What the task asks: Give back the full listing verbatim, apart from its images.

Exercise data:
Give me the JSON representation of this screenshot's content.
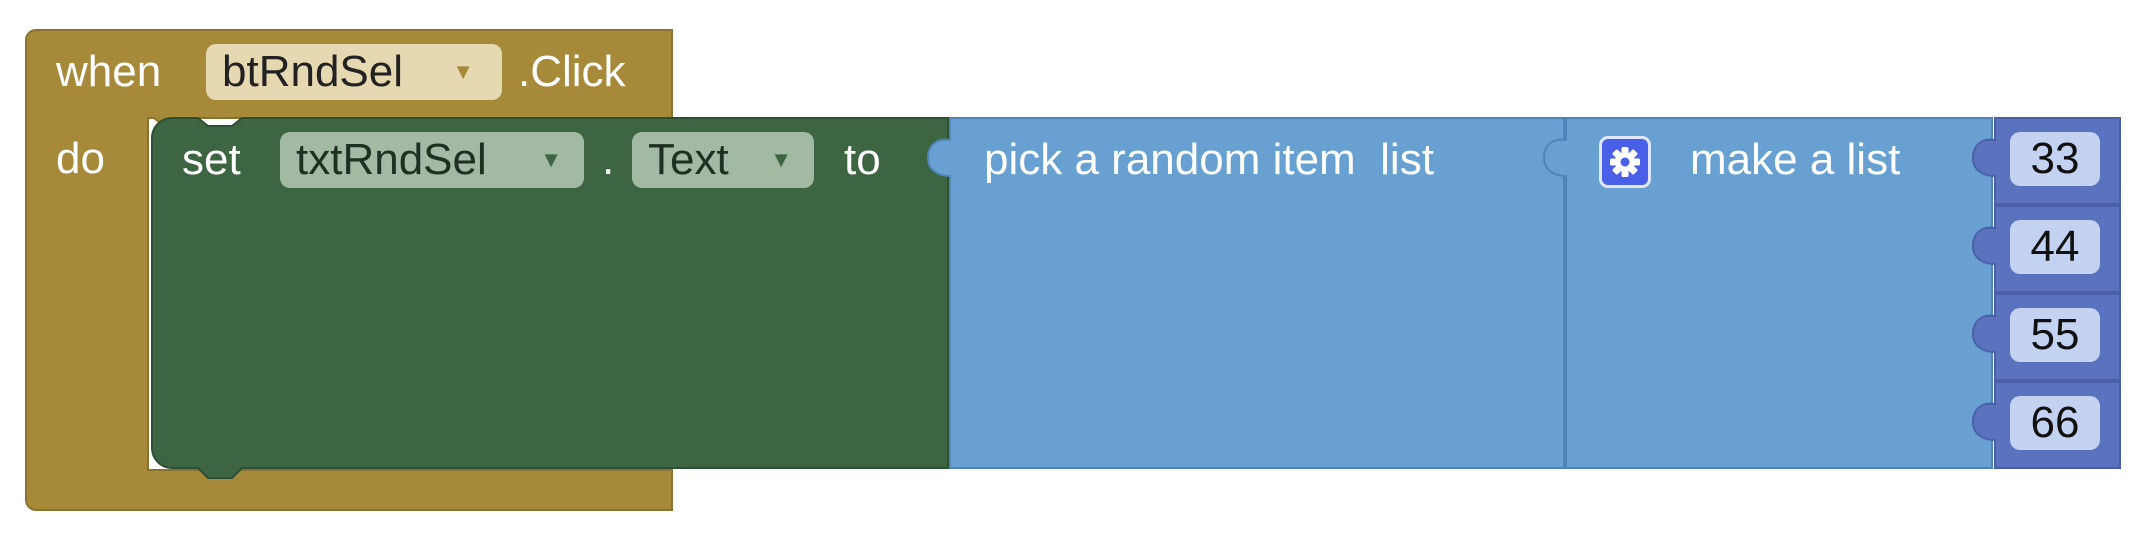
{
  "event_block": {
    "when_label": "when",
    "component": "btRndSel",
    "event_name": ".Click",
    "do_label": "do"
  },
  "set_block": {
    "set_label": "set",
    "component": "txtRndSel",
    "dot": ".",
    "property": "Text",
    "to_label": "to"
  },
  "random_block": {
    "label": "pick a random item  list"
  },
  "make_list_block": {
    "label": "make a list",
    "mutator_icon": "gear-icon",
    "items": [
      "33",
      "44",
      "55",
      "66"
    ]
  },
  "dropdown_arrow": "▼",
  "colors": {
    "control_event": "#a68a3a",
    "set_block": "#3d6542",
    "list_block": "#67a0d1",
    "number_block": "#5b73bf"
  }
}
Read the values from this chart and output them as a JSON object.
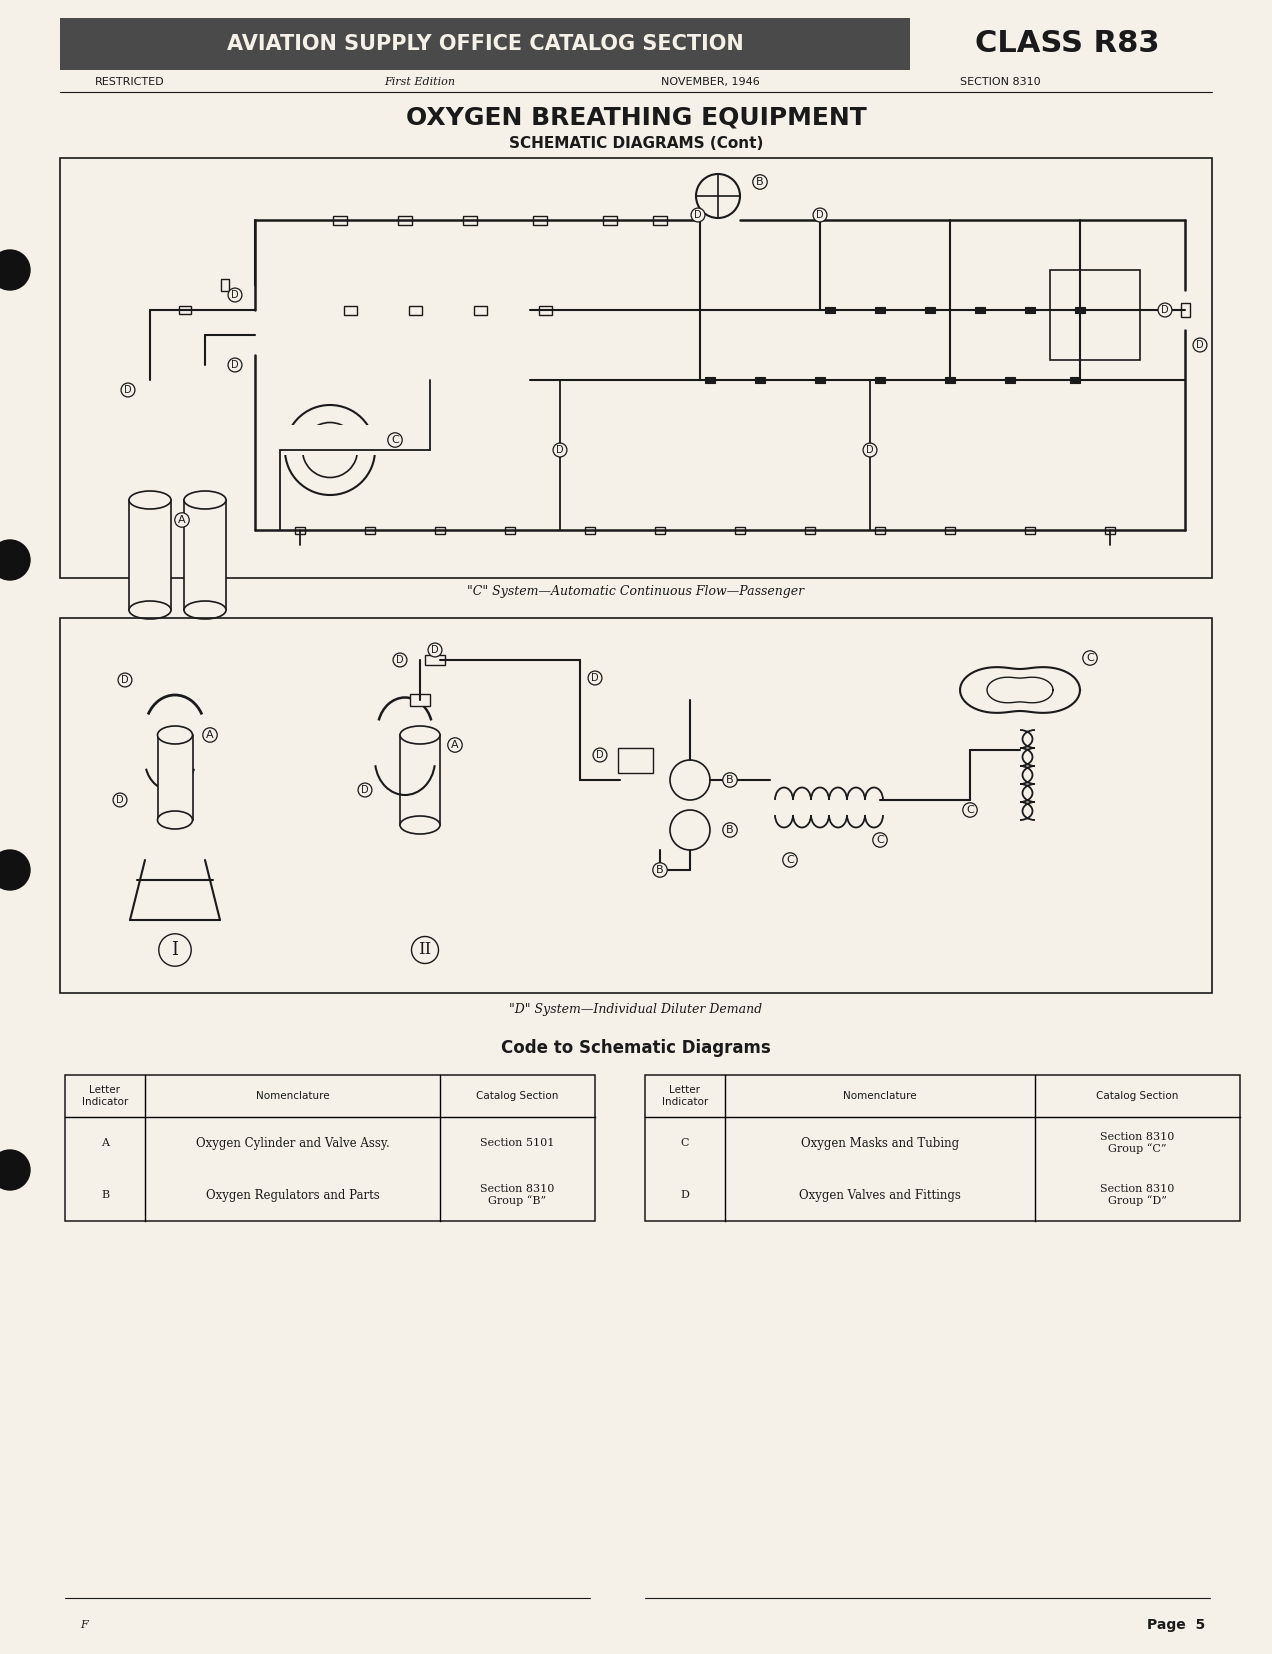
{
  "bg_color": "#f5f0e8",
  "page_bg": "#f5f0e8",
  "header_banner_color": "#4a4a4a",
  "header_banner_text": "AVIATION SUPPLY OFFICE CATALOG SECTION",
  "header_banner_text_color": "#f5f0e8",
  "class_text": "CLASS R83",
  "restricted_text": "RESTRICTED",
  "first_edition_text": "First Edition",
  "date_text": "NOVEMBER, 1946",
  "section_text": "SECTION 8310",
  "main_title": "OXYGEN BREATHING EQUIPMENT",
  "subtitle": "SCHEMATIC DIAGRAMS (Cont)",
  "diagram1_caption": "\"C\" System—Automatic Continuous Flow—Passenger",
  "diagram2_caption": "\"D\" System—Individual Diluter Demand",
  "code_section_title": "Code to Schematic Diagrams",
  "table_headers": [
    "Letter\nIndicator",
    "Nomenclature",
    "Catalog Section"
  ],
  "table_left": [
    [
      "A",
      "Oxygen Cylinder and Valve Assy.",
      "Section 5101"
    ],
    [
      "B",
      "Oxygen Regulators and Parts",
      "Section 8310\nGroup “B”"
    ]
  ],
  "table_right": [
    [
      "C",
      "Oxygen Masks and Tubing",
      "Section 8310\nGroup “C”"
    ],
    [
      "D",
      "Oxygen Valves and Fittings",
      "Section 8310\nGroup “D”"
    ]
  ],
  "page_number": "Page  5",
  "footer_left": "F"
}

Final answer:
Give me the JSON representation of this screenshot's content.
{
  "event_block": {
    "when_label": "when",
    "component": "btRndSel",
    "event_name": ".Click",
    "do_label": "do"
  },
  "set_block": {
    "set_label": "set",
    "component": "txtRndSel",
    "dot": ".",
    "property": "Text",
    "to_label": "to"
  },
  "random_block": {
    "label": "pick a random item  list"
  },
  "make_list_block": {
    "label": "make a list",
    "mutator_icon": "gear-icon",
    "items": [
      "33",
      "44",
      "55",
      "66"
    ]
  },
  "dropdown_arrow": "▼",
  "colors": {
    "control_event": "#a68a3a",
    "set_block": "#3d6542",
    "list_block": "#67a0d1",
    "number_block": "#5b73bf"
  }
}
Read the values from this chart and output them as a JSON object.
{
  "bg_color": "#f5f0e8",
  "page_bg": "#f5f0e8",
  "header_banner_color": "#4a4a4a",
  "header_banner_text": "AVIATION SUPPLY OFFICE CATALOG SECTION",
  "header_banner_text_color": "#f5f0e8",
  "class_text": "CLASS R83",
  "restricted_text": "RESTRICTED",
  "first_edition_text": "First Edition",
  "date_text": "NOVEMBER, 1946",
  "section_text": "SECTION 8310",
  "main_title": "OXYGEN BREATHING EQUIPMENT",
  "subtitle": "SCHEMATIC DIAGRAMS (Cont)",
  "diagram1_caption": "\"C\" System—Automatic Continuous Flow—Passenger",
  "diagram2_caption": "\"D\" System—Individual Diluter Demand",
  "code_section_title": "Code to Schematic Diagrams",
  "table_headers": [
    "Letter\nIndicator",
    "Nomenclature",
    "Catalog Section"
  ],
  "table_left": [
    [
      "A",
      "Oxygen Cylinder and Valve Assy.",
      "Section 5101"
    ],
    [
      "B",
      "Oxygen Regulators and Parts",
      "Section 8310\nGroup “B”"
    ]
  ],
  "table_right": [
    [
      "C",
      "Oxygen Masks and Tubing",
      "Section 8310\nGroup “C”"
    ],
    [
      "D",
      "Oxygen Valves and Fittings",
      "Section 8310\nGroup “D”"
    ]
  ],
  "page_number": "Page  5",
  "footer_left": "F"
}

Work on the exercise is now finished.